◆ Records for the task ◆
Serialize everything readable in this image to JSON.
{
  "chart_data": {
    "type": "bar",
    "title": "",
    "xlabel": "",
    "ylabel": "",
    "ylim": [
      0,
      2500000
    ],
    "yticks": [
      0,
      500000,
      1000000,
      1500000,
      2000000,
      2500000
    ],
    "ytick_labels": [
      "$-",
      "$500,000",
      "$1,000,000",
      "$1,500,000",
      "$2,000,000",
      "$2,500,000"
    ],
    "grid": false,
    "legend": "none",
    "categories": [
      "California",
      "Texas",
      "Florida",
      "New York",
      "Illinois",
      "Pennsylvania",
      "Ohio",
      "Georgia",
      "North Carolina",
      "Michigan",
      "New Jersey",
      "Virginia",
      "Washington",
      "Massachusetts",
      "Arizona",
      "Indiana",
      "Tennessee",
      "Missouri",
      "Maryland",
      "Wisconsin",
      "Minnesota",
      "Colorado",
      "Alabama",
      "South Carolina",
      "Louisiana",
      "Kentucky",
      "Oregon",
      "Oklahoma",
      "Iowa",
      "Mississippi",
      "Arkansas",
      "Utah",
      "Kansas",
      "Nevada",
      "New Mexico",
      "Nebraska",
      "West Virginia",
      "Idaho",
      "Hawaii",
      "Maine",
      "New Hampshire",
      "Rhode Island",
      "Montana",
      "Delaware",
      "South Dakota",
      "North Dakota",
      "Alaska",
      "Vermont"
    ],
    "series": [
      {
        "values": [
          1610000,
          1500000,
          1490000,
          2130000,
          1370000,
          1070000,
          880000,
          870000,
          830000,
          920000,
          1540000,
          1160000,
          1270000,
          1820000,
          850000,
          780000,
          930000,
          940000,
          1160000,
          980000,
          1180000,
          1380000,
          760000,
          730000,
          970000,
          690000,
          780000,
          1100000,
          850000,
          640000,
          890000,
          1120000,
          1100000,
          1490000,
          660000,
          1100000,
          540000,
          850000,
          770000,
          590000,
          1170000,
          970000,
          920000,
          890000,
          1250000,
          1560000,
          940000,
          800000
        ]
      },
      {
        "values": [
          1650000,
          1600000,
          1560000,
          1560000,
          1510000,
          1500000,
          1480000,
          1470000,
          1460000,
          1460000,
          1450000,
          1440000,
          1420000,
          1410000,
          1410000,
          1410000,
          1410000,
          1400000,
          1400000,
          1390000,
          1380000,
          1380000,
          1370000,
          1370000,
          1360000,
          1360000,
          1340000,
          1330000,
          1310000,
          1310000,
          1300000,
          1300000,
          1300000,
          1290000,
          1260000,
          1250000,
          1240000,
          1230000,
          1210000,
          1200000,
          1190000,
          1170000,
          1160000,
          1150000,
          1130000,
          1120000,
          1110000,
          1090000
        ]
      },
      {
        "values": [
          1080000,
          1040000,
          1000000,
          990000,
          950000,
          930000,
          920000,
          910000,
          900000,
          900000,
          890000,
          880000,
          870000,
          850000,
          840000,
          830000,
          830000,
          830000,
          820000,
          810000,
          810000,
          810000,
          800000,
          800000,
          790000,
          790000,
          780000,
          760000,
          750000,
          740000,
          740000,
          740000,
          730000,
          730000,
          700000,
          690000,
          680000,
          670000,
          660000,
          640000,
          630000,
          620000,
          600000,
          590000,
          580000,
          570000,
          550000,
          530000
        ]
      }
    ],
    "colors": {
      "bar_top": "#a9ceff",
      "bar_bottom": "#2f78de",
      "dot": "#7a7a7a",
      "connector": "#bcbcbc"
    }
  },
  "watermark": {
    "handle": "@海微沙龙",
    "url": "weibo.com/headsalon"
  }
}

◆ Task details ◆
Copy each line of the data exactly, leaving nothing out.

◆ Result below ◆
Serialize everything readable in this image to JSON.
{
  "chart_data": {
    "type": "bar",
    "title": "",
    "xlabel": "",
    "ylabel": "",
    "ylim": [
      0,
      2500000
    ],
    "yticks": [
      0,
      500000,
      1000000,
      1500000,
      2000000,
      2500000
    ],
    "ytick_labels": [
      "$-",
      "$500,000",
      "$1,000,000",
      "$1,500,000",
      "$2,000,000",
      "$2,500,000"
    ],
    "grid": false,
    "legend": "none",
    "categories": [
      "California",
      "Texas",
      "Florida",
      "New York",
      "Illinois",
      "Pennsylvania",
      "Ohio",
      "Georgia",
      "North Carolina",
      "Michigan",
      "New Jersey",
      "Virginia",
      "Washington",
      "Massachusetts",
      "Arizona",
      "Indiana",
      "Tennessee",
      "Missouri",
      "Maryland",
      "Wisconsin",
      "Minnesota",
      "Colorado",
      "Alabama",
      "South Carolina",
      "Louisiana",
      "Kentucky",
      "Oregon",
      "Oklahoma",
      "Iowa",
      "Mississippi",
      "Arkansas",
      "Utah",
      "Kansas",
      "Nevada",
      "New Mexico",
      "Nebraska",
      "West Virginia",
      "Idaho",
      "Hawaii",
      "Maine",
      "New Hampshire",
      "Rhode Island",
      "Montana",
      "Delaware",
      "South Dakota",
      "North Dakota",
      "Alaska",
      "Vermont"
    ],
    "series": [
      {
        "values": [
          1610000,
          1500000,
          1490000,
          2130000,
          1370000,
          1070000,
          880000,
          870000,
          830000,
          920000,
          1540000,
          1160000,
          1270000,
          1820000,
          850000,
          780000,
          930000,
          940000,
          1160000,
          980000,
          1180000,
          1380000,
          760000,
          730000,
          970000,
          690000,
          780000,
          1100000,
          850000,
          640000,
          890000,
          1120000,
          1100000,
          1490000,
          660000,
          1100000,
          540000,
          850000,
          770000,
          590000,
          1170000,
          970000,
          920000,
          890000,
          1250000,
          1560000,
          940000,
          800000
        ]
      },
      {
        "values": [
          1650000,
          1600000,
          1560000,
          1560000,
          1510000,
          1500000,
          1480000,
          1470000,
          1460000,
          1460000,
          1450000,
          1440000,
          1420000,
          1410000,
          1410000,
          1410000,
          1410000,
          1400000,
          1400000,
          1390000,
          1380000,
          1380000,
          1370000,
          1370000,
          1360000,
          1360000,
          1340000,
          1330000,
          1310000,
          1310000,
          1300000,
          1300000,
          1300000,
          1290000,
          1260000,
          1250000,
          1240000,
          1230000,
          1210000,
          1200000,
          1190000,
          1170000,
          1160000,
          1150000,
          1130000,
          1120000,
          1110000,
          1090000
        ]
      },
      {
        "values": [
          1080000,
          1040000,
          1000000,
          990000,
          950000,
          930000,
          920000,
          910000,
          900000,
          900000,
          890000,
          880000,
          870000,
          850000,
          840000,
          830000,
          830000,
          830000,
          820000,
          810000,
          810000,
          810000,
          800000,
          800000,
          790000,
          790000,
          780000,
          760000,
          750000,
          740000,
          740000,
          740000,
          730000,
          730000,
          700000,
          690000,
          680000,
          670000,
          660000,
          640000,
          630000,
          620000,
          600000,
          590000,
          580000,
          570000,
          550000,
          530000
        ]
      }
    ],
    "colors": {
      "bar_top": "#a9ceff",
      "bar_bottom": "#2f78de",
      "dot": "#7a7a7a",
      "connector": "#bcbcbc"
    }
  },
  "watermark": {
    "handle": "@海微沙龙",
    "url": "weibo.com/headsalon"
  }
}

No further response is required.